◆ Rows:
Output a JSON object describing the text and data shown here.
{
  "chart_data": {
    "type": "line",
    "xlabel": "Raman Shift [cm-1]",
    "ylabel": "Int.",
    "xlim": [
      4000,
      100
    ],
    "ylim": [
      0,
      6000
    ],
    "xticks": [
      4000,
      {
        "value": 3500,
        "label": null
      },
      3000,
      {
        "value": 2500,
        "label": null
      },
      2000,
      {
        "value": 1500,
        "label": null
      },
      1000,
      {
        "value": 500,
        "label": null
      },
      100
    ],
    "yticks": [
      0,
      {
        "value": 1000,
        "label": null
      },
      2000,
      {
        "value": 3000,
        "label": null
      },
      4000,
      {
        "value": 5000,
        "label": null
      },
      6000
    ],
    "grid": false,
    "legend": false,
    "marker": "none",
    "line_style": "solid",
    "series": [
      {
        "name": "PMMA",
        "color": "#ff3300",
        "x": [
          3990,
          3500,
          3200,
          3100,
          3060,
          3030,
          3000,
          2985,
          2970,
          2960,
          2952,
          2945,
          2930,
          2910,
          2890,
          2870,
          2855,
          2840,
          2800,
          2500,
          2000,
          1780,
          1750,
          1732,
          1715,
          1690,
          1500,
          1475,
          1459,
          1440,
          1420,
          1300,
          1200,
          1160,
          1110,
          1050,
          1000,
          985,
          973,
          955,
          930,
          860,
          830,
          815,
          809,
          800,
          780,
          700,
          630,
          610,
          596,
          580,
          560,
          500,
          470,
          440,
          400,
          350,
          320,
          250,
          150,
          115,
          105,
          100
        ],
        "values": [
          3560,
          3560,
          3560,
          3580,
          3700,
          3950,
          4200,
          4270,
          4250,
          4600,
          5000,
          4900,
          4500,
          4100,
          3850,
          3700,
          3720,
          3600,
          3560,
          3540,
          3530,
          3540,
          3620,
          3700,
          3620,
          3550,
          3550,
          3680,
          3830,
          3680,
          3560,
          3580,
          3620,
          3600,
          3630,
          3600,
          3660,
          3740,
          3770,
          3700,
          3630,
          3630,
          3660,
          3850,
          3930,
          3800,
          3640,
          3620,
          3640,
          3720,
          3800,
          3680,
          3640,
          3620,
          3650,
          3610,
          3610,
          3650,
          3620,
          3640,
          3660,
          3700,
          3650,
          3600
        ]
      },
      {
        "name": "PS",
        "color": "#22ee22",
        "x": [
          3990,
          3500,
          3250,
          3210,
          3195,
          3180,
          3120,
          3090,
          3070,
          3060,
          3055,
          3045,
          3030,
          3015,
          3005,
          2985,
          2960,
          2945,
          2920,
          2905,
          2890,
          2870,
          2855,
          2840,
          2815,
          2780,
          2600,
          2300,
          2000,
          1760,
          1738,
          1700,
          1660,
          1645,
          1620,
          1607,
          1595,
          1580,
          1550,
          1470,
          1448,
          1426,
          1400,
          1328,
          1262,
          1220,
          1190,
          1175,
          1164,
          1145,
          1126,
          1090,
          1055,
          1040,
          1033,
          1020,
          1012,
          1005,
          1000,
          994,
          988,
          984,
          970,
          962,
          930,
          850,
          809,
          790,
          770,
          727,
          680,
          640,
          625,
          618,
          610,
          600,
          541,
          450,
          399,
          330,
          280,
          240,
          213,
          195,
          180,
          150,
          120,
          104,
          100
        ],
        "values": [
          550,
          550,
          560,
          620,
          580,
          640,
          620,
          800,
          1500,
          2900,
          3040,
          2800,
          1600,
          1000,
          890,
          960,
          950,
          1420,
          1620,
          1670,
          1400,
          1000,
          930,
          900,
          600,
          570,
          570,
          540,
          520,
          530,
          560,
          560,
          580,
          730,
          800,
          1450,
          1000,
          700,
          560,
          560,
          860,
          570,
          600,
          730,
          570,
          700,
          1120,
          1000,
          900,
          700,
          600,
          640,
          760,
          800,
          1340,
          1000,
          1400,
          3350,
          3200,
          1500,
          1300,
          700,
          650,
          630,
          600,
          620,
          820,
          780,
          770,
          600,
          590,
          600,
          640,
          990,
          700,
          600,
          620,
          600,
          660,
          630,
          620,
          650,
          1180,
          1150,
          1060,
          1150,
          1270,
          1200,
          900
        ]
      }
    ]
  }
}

---

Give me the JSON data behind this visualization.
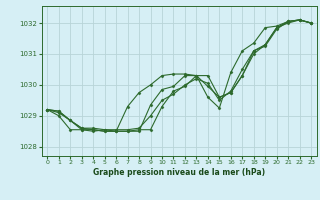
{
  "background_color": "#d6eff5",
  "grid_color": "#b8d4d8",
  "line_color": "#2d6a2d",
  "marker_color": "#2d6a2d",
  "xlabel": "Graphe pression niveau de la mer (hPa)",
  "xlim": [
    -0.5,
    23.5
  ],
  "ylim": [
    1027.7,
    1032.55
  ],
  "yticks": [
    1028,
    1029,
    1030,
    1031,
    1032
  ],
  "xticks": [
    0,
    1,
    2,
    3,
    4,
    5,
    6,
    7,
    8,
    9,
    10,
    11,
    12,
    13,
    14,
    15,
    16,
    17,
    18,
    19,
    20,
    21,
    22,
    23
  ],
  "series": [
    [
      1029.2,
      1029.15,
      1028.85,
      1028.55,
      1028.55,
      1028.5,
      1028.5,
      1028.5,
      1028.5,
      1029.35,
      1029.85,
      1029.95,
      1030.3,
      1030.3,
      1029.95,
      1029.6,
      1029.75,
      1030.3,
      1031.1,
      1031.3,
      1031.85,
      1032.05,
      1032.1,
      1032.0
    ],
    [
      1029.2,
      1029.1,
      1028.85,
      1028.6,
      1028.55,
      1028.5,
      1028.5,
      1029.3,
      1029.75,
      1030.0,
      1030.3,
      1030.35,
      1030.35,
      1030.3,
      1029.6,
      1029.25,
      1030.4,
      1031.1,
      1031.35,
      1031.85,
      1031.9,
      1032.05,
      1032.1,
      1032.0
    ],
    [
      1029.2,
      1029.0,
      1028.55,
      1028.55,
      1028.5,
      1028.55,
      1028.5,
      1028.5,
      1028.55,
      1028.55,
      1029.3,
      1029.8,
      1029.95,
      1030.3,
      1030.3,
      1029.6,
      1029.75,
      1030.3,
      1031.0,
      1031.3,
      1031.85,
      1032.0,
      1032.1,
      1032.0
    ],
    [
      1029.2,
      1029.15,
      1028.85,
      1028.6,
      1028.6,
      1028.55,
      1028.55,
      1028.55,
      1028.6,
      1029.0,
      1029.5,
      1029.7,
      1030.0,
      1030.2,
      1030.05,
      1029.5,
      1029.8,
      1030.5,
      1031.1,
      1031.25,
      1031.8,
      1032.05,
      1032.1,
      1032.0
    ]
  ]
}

◆ Stated problem: Search the records for the word "xlabel" and copy every line where it occurs.

◆ Reply to the task:
    "xlabel": "Raman Shift [cm-1]",
  "xlabel": "Graphe pression niveau de la mer (hPa)",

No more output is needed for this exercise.